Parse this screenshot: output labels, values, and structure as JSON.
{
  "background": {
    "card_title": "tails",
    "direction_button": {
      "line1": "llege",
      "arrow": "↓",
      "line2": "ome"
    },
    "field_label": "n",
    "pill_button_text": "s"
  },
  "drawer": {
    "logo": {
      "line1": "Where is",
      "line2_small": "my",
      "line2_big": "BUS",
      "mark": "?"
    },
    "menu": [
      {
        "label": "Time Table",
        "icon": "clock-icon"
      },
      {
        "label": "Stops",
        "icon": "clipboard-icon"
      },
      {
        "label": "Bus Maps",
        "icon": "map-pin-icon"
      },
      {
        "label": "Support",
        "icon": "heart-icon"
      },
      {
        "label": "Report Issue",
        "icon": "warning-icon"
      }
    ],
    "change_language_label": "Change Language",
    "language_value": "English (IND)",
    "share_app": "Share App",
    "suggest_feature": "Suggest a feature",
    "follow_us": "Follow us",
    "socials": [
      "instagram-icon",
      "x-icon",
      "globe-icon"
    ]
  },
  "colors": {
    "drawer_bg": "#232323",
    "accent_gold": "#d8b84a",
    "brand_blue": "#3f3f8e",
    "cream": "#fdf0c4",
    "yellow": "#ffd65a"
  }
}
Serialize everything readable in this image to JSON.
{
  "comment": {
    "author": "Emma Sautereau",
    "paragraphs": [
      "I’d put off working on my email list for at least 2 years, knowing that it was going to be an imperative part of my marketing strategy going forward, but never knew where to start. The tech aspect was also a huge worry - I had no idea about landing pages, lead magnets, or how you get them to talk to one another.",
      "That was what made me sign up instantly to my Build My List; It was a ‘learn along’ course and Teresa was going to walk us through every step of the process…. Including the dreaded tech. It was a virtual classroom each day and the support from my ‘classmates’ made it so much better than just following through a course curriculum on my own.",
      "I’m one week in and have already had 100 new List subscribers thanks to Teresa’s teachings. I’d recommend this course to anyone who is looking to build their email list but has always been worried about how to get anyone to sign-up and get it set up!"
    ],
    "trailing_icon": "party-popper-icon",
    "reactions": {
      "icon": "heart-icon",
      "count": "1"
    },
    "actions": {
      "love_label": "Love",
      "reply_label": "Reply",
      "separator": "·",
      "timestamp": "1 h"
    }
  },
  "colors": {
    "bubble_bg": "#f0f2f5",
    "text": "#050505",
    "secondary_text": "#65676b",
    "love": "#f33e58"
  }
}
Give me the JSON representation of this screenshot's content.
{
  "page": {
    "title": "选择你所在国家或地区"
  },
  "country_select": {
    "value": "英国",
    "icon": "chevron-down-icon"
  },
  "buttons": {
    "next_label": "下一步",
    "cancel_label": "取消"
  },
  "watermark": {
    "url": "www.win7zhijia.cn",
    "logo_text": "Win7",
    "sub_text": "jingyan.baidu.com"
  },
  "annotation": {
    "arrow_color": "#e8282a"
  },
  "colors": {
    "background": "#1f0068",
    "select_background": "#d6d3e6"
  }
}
==
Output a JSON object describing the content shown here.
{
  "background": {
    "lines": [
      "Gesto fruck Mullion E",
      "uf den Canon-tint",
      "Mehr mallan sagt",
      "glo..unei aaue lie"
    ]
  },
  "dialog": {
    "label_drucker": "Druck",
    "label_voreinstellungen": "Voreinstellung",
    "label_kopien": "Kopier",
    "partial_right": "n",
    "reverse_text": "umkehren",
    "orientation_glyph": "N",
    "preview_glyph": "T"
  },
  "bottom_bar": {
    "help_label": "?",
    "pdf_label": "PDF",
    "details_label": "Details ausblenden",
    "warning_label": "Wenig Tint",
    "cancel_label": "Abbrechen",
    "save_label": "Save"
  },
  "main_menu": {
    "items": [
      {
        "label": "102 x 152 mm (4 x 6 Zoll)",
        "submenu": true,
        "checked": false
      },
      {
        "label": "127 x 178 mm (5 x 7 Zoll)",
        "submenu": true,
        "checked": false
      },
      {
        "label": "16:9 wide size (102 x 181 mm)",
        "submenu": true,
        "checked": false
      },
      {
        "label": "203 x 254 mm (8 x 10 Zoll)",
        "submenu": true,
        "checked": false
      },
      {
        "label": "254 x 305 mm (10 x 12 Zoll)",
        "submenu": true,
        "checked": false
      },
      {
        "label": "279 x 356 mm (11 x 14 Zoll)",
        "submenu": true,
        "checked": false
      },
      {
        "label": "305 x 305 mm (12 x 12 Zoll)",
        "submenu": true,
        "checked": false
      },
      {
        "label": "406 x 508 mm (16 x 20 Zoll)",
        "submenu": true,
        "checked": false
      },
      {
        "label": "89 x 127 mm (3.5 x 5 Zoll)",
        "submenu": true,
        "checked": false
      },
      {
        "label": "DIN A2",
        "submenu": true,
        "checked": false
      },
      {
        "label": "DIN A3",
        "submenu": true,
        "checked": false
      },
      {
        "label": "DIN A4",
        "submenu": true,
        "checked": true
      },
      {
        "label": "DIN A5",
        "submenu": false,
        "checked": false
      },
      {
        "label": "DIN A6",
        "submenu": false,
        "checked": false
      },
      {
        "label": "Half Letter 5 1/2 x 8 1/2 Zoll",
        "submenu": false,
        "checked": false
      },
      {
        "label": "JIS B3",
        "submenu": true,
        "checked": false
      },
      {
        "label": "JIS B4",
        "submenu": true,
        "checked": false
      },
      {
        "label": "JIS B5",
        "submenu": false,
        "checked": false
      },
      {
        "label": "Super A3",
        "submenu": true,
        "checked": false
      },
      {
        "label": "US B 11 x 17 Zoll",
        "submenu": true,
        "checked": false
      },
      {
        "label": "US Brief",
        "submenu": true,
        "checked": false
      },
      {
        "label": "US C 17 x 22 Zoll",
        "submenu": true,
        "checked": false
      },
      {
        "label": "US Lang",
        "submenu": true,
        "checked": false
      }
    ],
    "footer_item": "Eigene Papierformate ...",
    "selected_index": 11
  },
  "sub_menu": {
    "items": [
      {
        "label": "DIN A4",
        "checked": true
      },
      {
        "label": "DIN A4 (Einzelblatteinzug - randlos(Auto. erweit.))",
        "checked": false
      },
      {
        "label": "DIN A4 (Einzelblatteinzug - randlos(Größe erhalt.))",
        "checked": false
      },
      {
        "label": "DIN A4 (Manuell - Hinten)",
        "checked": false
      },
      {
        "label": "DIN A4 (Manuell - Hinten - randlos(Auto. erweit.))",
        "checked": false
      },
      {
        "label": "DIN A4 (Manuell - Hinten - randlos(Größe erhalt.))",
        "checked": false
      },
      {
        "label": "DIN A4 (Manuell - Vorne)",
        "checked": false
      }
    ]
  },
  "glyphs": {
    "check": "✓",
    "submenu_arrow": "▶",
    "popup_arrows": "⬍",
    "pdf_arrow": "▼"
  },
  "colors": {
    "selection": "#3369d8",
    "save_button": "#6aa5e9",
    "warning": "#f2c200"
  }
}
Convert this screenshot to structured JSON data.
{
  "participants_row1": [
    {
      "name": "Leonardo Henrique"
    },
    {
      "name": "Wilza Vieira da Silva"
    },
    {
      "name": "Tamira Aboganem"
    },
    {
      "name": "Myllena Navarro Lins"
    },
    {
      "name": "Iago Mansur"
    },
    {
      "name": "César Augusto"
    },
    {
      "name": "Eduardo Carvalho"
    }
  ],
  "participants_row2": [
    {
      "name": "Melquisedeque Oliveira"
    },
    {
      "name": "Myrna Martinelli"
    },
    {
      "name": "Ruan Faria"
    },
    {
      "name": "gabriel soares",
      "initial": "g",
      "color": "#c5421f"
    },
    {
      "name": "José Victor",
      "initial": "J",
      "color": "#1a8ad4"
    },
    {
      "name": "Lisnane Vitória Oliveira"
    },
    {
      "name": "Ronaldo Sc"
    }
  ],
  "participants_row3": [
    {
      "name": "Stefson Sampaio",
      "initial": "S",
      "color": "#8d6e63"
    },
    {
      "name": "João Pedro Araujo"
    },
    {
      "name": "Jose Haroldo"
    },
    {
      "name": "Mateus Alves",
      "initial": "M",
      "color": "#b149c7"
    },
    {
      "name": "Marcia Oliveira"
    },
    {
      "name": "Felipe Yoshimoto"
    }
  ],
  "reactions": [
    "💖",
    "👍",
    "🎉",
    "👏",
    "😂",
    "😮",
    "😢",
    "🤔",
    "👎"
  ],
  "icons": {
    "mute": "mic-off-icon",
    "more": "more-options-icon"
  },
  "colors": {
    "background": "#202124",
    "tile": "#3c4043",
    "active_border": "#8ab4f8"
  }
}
* * *
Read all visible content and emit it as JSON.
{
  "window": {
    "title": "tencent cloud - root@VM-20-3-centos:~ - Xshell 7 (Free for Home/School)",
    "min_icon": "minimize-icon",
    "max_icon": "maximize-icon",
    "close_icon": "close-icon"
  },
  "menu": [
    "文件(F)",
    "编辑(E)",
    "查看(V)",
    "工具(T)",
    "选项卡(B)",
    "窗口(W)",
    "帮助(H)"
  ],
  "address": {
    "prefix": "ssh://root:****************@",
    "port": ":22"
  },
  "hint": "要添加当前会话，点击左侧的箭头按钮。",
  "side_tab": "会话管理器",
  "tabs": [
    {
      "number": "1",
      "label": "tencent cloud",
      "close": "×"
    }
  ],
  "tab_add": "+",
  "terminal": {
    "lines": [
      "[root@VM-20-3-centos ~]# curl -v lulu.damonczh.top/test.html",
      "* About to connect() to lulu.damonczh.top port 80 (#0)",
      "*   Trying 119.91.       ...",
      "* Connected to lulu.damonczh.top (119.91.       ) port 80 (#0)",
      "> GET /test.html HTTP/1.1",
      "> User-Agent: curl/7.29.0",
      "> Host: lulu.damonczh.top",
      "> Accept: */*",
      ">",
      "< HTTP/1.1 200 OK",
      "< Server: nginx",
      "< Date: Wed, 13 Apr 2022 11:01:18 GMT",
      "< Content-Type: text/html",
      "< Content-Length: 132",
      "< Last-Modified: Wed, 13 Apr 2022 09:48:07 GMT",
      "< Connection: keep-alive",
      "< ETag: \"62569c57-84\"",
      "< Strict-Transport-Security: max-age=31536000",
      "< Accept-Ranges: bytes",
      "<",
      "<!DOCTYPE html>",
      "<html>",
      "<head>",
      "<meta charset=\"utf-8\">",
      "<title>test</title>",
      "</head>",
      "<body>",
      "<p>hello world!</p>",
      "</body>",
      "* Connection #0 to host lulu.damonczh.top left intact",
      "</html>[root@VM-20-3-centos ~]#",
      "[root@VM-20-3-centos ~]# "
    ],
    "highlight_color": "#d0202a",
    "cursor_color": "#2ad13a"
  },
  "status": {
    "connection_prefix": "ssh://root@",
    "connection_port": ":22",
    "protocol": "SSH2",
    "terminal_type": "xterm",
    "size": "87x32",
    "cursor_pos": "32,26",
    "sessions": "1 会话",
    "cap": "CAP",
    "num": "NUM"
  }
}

## [Required work]
Go through the records. Copy each line where "this" appears.

## [Exercise result]
Parse this screenshot: output labels, values, and structure as JSON.
Serialize everything readable in this image to JSON.
      "I’m one week in and have already had 100 new List subscribers thanks to Teresa’s teachings. I’d recommend this course to anyone who is looking to build their email list but has always been worried about how to get anyone to sign-up and get it set up!"
Give me the JSON representation of this screenshot's content.
Convert this screenshot to structured JSON data.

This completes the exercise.